# start of Entries shown

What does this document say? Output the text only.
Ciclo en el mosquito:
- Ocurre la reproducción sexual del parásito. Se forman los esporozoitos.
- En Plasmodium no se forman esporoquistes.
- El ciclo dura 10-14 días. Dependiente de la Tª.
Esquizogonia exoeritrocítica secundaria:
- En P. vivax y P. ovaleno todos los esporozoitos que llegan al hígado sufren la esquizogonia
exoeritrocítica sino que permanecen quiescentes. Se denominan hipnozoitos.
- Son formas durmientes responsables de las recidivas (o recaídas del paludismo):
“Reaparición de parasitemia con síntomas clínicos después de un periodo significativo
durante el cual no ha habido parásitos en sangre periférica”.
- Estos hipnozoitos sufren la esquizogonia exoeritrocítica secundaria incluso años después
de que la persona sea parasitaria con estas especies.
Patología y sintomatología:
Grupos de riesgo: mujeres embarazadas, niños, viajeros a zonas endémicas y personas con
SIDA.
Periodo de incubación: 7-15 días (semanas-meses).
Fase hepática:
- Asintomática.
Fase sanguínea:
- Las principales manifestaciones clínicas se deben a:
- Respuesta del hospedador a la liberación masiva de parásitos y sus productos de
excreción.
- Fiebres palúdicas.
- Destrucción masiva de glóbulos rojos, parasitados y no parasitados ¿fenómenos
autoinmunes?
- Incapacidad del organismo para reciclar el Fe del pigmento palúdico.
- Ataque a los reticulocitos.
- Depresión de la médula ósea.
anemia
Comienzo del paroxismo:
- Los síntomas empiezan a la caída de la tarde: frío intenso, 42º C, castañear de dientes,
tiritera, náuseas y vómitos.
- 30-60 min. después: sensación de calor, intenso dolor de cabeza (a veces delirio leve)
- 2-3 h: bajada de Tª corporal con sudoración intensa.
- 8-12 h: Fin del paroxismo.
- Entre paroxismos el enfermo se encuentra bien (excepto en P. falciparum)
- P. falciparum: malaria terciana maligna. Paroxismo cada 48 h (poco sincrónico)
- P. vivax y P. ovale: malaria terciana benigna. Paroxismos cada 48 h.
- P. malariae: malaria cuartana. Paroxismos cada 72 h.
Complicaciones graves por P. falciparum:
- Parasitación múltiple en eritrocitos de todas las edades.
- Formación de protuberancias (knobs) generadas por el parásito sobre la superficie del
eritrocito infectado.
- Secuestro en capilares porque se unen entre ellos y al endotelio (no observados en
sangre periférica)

# end of Entries shown

Write every entry out again exactly.

Output
What does this document say? Output the text only.
Ciclo en el mosquito:
- Ocurre la reproducción sexual del parásito. Se forman los esporozoitos.
- En Plasmodium no se forman esporoquistes.
- El ciclo dura 10-14 días. Dependiente de la Tª.
Esquizogonia exoeritrocítica secundaria:
- En P. vivax y P. ovaleno todos los esporozoitos que llegan al hígado sufren la esquizogonia
exoeritrocítica sino que permanecen quiescentes. Se denominan hipnozoitos.
- Son formas durmientes responsables de las recidivas (o recaídas del paludismo):
“Reaparición de parasitemia con síntomas clínicos después de un periodo significativo
durante el cual no ha habido parásitos en sangre periférica”.
- Estos hipnozoitos sufren la esquizogonia exoeritrocítica secundaria incluso años después
de que la persona sea parasitaria con estas especies.
Patología y sintomatología:
Grupos de riesgo: mujeres embarazadas, niños, viajeros a zonas endémicas y personas con
SIDA.
Periodo de incubación: 7-15 días (semanas-meses).
Fase hepática:
- Asintomática.
Fase sanguínea:
- Las principales manifestaciones clínicas se deben a:
- Respuesta del hospedador a la liberación masiva de parásitos y sus productos de
excreción.
- Fiebres palúdicas.
- Destrucción masiva de glóbulos rojos, parasitados y no parasitados ¿fenómenos
autoinmunes?
- Incapacidad del organismo para reciclar el Fe del pigmento palúdico.
- Ataque a los reticulocitos.
- Depresión de la médula ósea.
anemia
Comienzo del paroxismo:
- Los síntomas empiezan a la caída de la tarde: frío intenso, 42º C, castañear de dientes,
tiritera, náuseas y vómitos.
- 30-60 min. después: sensación de calor, intenso dolor de cabeza (a veces delirio leve)
- 2-3 h: bajada de Tª corporal con sudoración intensa.
- 8-12 h: Fin del paroxismo.
- Entre paroxismos el enfermo se encuentra bien (excepto en P. falciparum)
- P. falciparum: malaria terciana maligna. Paroxismo cada 48 h (poco sincrónico)
- P. vivax y P. ovale: malaria terciana benigna. Paroxismos cada 48 h.
- P. malariae: malaria cuartana. Paroxismos cada 72 h.
Complicaciones graves por P. falciparum:
- Parasitación múltiple en eritrocitos de todas las edades.
- Formación de protuberancias (knobs) generadas por el parásito sobre la superficie del
eritrocito infectado.
- Secuestro en capilares porque se unen entre ellos y al endotelio (no observados en
sangre periférica)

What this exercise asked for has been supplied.